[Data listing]
◇ ◇ ◇ ◇ ◇ ◇ ◇
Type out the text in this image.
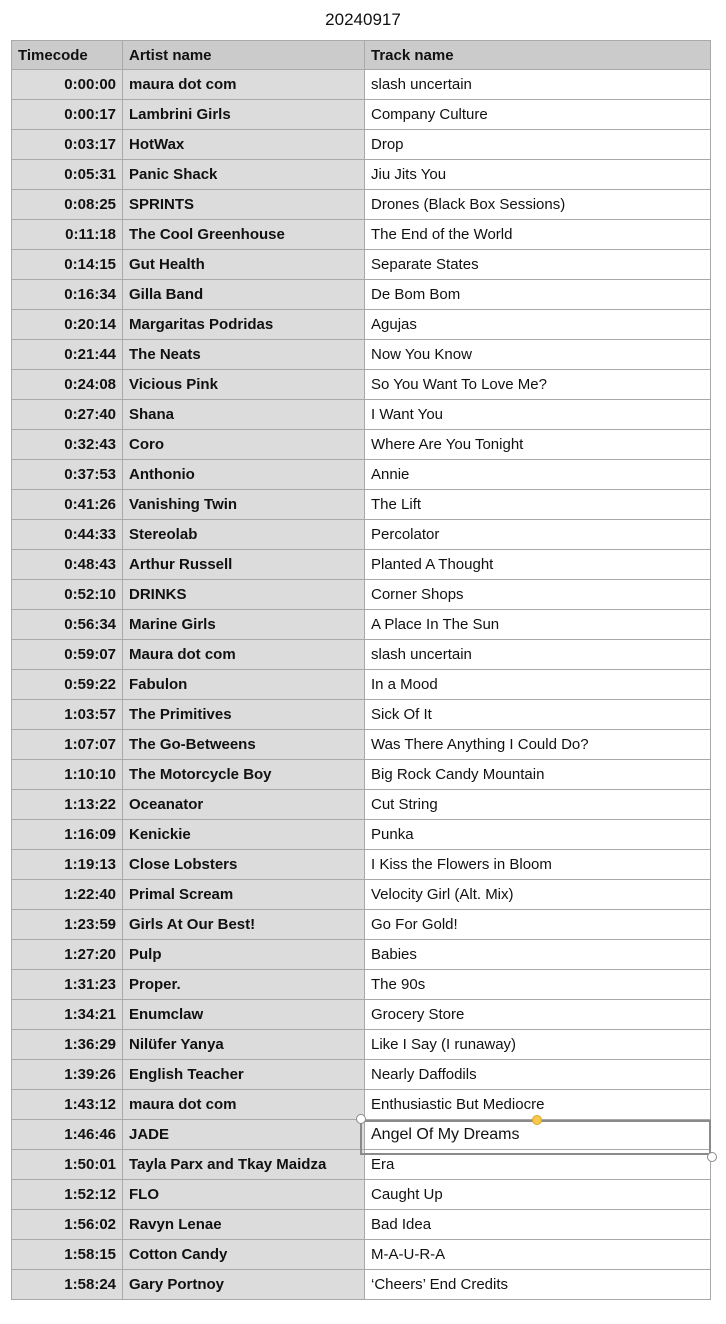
20240917
Timecode	Artist name	Track name
0:00:00	maura dot com	slash uncertain
0:00:17	Lambrini Girls	Company Culture
0:03:17	HotWax	Drop
0:05:31	Panic Shack	Jiu Jits You
0:08:25	SPRINTS	Drones (Black Box Sessions)
0:11:18	The Cool Greenhouse	The End of the World
0:14:15	Gut Health	Separate States
0:16:34	Gilla Band	De Bom Bom
0:20:14	Margaritas Podridas	Agujas
0:21:44	The Neats	Now You Know
0:24:08	Vicious Pink	So You Want To Love Me?
0:27:40	Shana	I Want You
0:32:43	Coro	Where Are You Tonight
0:37:53	Anthonio	Annie
0:41:26	Vanishing Twin	The Lift
0:44:33	Stereolab	Percolator
0:48:43	Arthur Russell	Planted A Thought
0:52:10	DRINKS	Corner Shops
0:56:34	Marine Girls	A Place In The Sun
0:59:07	Maura dot com	slash uncertain
0:59:22	Fabulon	In a Mood
1:03:57	The Primitives	Sick Of It
1:07:07	The Go-Betweens	Was There Anything I Could Do?
1:10:10	The Motorcycle Boy	Big Rock Candy Mountain
1:13:22	Oceanator	Cut String
1:16:09	Kenickie	Punka
1:19:13	Close Lobsters	I Kiss the Flowers in Bloom
1:22:40	Primal Scream	Velocity Girl (Alt. Mix)
1:23:59	Girls At Our Best!	Go For Gold!
1:27:20	Pulp	Babies
1:31:23	Proper.	The 90s
1:34:21	Enumclaw	Grocery Store
1:36:29	Nilüfer Yanya	Like I Say (I runaway)
1:39:26	English Teacher	Nearly Daffodils
1:43:12	maura dot com	Enthusiastic But Mediocre
1:46:46	JADE	Angel Of My Dreams
1:50:01	Tayla Parx and Tkay Maidza	Era
1:52:12	FLO	Caught Up
1:56:02	Ravyn Lenae	Bad Idea
1:58:15	Cotton Candy	M-A-U-R-A
1:58:24	Gary Portnoy	‘Cheers’ End Credits
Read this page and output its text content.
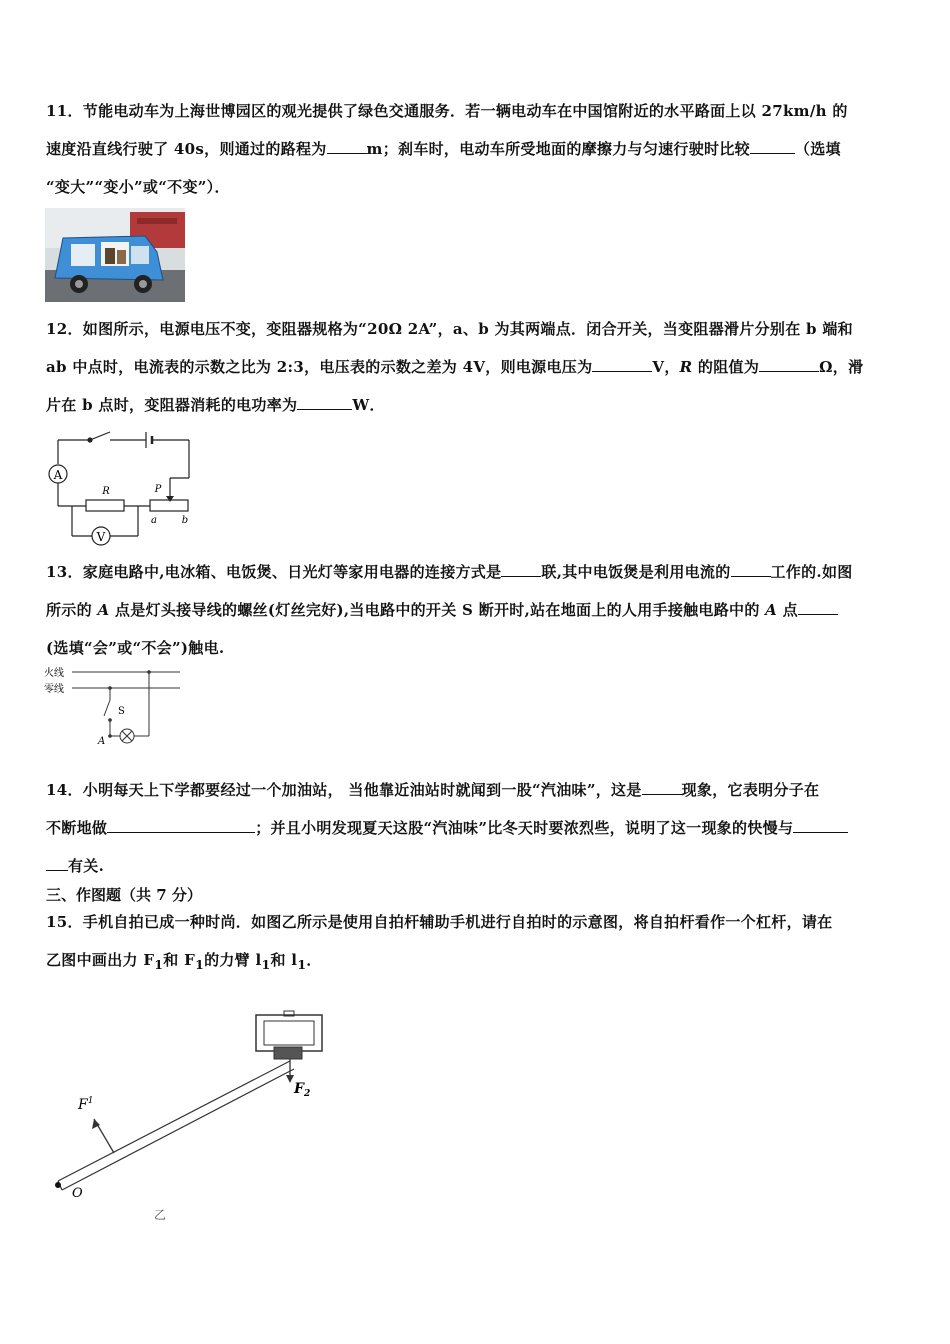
11．节能电动车为上海世博园区的观光提供了绿色交通服务．若一辆电动车在中国馆附近的水平路面上以 27km/h 的

速度沿直线行驶了 40s，则通过的路程为	m；刹车时，电动车所受地面的摩擦力与匀速行驶时比较	（选填

“变大”“变小”或“不变”）．

12．如图所示，电源电压不变，变阻器规格为“20Ω 2A”，a、b 为其两端点．闭合开关，当变阻器滑片分别在 b 端和

ab 中点时，电流表的示数之比为 2:3，电压表的示数之差为 4V，则电源电压为	V，R 的阻值为	Ω，滑

片在 b 点时，变阻器消耗的电功率为	W．

A
V
R	P
a b

13．家庭电路中,电冰箱、电饭煲、日光灯等家用电器的连接方式是	联,其中电饭煲是利用电流的	工作的.如图

所示的 A 点是灯头接导线的螺丝(灯丝完好),当电路中的开关 S 断开时,站在地面上的人用手接触电路中的 A 点

(选填“会”或“不会”)触电.

火线
零线
S
A

14．小明每天上下学都要经过一个加油站， 当他靠近油站时就闻到一股“汽油味”，这是	现象，它表明分子在

不断地做	；并且小明发现夏天这股“汽油味”比冬天时要浓烈些，说明了这一现象的快慢与

有关.

三、作图题（共 7 分）

15．手机自拍已成一种时尚．如图乙所示是使用自拍杆辅助手机进行自拍时的示意图，将自拍杆看作一个杠杆，请在

乙图中画出力 $F_1$和 $F_1$的力臂 $l_1$和 $l_1$．

$F^1$
$F_2$
O
乙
◇ ◇ ◇ ◇ ◇ ◇ ◇
▸ **Problem description**
Only the lines from the one containing "Read this page and output its text content." through the end of the listing are to be quoted, exactly and with both ends included; pictures are left out.

▸ **Expected output**
Read this page and output its text content.
11．节能电动车为上海世博园区的观光提供了绿色交通服务．若一辆电动车在中国馆附近的水平路面上以 27km/h 的

速度沿直线行驶了 40s，则通过的路程为	m；刹车时，电动车所受地面的摩擦力与匀速行驶时比较	（选填

“变大”“变小”或“不变”）．

12．如图所示，电源电压不变，变阻器规格为“20Ω 2A”，a、b 为其两端点．闭合开关，当变阻器滑片分别在 b 端和

ab 中点时，电流表的示数之比为 2:3，电压表的示数之差为 4V，则电源电压为	V，R 的阻值为	Ω，滑

片在 b 点时，变阻器消耗的电功率为	W．

A
V
R	P
a b

13．家庭电路中,电冰箱、电饭煲、日光灯等家用电器的连接方式是	联,其中电饭煲是利用电流的	工作的.如图

所示的 A 点是灯头接导线的螺丝(灯丝完好),当电路中的开关 S 断开时,站在地面上的人用手接触电路中的 A 点

(选填“会”或“不会”)触电.

火线
零线
S
A

14．小明每天上下学都要经过一个加油站， 当他靠近油站时就闻到一股“汽油味”，这是	现象，它表明分子在

不断地做	；并且小明发现夏天这股“汽油味”比冬天时要浓烈些，说明了这一现象的快慢与

有关.

三、作图题（共 7 分）

15．手机自拍已成一种时尚．如图乙所示是使用自拍杆辅助手机进行自拍时的示意图，将自拍杆看作一个杠杆，请在

乙图中画出力 $F_1$和 $F_1$的力臂 $l_1$和 $l_1$．

$F^1$
$F_2$
O
乙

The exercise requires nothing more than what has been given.